**AIM OF THE TASK**.
How many lines in the records below contain the word "color"? Answer with the number alone.
--- Begin DATASET ROWS ---
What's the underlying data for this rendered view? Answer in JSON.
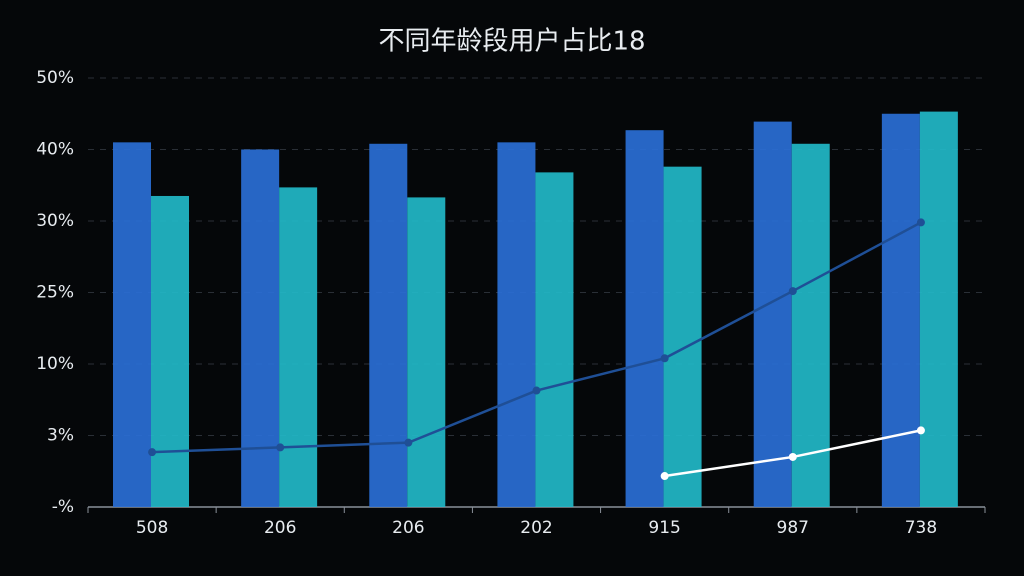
{
  "chart_data": {
    "type": "bar",
    "title": "不同年龄段用户占比18",
    "categories": [
      "508",
      "206",
      "206",
      "202",
      "915",
      "987",
      "738"
    ],
    "series": [
      {
        "type": "bar",
        "color": "#2a6fd6",
        "values": [
          41,
          40,
          40.8,
          41,
          42.7,
          43.9,
          45
        ]
      },
      {
        "type": "bar",
        "color": "#22b8c8",
        "values": [
          33.5,
          34.7,
          33.3,
          36.8,
          37.6,
          40.8,
          45.3
        ]
      },
      {
        "type": "line",
        "color": "#1f4f96",
        "values": [
          2.3,
          2.5,
          2.7,
          7.4,
          11.2,
          25.1,
          29.9
        ]
      },
      {
        "type": "line",
        "color": "#ffffff",
        "values": [
          null,
          null,
          null,
          null,
          1.3,
          2.1,
          3.5
        ]
      }
    ],
    "ylim": [
      0,
      50
    ],
    "yticks": [
      {
        "value": 0,
        "label": "-%"
      },
      {
        "value": 3,
        "label": "3%"
      },
      {
        "value": 10,
        "label": "10%"
      },
      {
        "value": 25,
        "label": "25%"
      },
      {
        "value": 30,
        "label": "30%"
      },
      {
        "value": 40,
        "label": "40%"
      },
      {
        "value": 50,
        "label": "50%"
      }
    ],
    "grid": true
  }
}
--- End DATASET ROWS ---
**RESPONSE FOR THIS EXERCISE**.
4